> [PROBLEM TO SOLVE]
Scan the records for the word "Ciudadana". Copy each line that includes it.

A block of data:

------------------------------------------------------------------------

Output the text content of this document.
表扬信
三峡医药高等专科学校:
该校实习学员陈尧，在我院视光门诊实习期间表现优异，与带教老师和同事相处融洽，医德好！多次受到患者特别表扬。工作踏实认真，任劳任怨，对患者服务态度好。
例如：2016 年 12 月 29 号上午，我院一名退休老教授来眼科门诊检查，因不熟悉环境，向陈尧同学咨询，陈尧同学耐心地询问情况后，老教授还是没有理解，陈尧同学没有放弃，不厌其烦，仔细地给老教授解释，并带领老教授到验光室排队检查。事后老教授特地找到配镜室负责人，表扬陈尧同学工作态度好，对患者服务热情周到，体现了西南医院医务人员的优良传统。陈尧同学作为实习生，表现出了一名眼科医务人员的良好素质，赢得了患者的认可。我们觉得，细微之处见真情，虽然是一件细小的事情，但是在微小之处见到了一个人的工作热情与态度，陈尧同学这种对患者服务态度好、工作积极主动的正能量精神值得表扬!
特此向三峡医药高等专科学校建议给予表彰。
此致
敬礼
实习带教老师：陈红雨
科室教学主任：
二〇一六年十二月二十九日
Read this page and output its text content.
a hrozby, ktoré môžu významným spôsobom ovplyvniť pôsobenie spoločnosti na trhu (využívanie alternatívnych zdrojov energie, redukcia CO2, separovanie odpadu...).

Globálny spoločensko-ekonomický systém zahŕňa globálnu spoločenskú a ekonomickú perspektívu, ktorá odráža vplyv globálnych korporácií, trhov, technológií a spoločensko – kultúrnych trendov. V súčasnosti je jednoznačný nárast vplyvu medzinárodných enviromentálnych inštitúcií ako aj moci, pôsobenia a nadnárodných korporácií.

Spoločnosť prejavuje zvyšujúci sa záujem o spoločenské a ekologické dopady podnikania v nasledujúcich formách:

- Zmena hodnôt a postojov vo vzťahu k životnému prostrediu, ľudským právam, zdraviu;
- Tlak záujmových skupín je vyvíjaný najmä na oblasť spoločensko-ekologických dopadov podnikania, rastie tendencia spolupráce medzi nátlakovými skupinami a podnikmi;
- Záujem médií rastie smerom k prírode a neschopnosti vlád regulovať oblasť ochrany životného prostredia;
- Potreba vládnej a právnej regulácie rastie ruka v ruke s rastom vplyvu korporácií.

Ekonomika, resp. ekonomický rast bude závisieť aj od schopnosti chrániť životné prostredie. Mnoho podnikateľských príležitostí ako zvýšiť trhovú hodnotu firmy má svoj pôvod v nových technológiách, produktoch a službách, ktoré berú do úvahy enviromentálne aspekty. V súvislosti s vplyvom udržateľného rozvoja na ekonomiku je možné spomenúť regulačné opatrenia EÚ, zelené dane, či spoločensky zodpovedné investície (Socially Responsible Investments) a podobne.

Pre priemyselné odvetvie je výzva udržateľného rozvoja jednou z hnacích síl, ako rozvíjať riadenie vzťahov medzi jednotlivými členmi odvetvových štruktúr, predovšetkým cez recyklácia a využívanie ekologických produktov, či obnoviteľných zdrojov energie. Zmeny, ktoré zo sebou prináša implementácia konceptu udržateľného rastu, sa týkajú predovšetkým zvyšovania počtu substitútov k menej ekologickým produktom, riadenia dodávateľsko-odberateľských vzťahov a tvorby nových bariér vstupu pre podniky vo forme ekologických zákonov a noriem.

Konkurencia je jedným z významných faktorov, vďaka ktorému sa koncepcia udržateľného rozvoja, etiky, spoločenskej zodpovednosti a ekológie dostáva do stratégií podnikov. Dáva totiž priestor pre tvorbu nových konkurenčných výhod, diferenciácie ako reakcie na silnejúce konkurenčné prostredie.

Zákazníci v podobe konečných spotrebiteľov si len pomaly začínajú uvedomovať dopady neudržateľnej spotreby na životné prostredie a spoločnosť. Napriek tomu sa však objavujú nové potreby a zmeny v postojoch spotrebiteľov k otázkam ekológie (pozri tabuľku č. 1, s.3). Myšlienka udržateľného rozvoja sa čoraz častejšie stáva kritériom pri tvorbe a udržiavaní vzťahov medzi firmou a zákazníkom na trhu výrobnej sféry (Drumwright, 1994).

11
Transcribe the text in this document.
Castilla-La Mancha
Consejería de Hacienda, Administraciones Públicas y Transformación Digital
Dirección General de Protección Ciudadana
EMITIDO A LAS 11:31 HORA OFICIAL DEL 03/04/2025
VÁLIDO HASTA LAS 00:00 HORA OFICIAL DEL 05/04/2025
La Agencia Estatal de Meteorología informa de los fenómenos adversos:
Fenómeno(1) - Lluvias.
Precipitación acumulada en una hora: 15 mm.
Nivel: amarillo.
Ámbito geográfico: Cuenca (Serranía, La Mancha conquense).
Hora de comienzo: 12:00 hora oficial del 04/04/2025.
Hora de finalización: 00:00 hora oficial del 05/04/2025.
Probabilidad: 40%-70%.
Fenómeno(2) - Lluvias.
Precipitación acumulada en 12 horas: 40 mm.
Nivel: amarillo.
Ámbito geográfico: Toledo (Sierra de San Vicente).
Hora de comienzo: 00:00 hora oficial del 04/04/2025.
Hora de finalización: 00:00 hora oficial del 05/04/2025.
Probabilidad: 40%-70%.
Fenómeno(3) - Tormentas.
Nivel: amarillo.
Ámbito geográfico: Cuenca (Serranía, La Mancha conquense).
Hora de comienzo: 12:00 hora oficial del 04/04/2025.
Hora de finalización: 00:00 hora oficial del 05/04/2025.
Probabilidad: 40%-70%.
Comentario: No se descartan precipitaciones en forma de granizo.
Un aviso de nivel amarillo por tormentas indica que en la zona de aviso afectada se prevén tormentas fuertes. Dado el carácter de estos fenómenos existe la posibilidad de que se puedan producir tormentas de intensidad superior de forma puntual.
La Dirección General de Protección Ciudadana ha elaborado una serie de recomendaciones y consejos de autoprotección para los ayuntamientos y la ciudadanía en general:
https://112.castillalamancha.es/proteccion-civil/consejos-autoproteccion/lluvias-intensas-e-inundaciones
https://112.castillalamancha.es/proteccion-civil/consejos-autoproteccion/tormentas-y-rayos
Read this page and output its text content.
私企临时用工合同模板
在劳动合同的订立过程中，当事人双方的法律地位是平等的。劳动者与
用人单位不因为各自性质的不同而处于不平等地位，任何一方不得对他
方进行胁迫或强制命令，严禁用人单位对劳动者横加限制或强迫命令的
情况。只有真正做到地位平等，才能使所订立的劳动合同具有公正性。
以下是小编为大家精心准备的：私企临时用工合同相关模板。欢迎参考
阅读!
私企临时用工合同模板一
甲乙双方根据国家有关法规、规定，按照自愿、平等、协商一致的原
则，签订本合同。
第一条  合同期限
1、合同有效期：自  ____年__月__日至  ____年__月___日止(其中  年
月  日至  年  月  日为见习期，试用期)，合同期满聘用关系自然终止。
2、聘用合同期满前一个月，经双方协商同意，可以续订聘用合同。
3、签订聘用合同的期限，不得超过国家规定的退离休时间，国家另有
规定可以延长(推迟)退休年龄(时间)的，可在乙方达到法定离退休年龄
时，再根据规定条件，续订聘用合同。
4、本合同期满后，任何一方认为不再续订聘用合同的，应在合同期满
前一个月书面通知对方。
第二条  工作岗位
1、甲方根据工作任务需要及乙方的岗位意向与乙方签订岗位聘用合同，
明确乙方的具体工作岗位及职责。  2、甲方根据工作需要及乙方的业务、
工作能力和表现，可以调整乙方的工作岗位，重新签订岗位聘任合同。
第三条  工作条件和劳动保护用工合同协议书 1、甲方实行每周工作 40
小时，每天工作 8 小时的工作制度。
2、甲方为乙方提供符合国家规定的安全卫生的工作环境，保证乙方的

------------------------------------------------------------------------

> [SOLUTION FOR THIS EXERCISE]
Dirección General de Protección Ciudadana
La Dirección General de Protección Ciudadana ha elaborado una serie de recomendaciones y consejos de autoprotección para los ayuntamientos y la ciudadanía en general:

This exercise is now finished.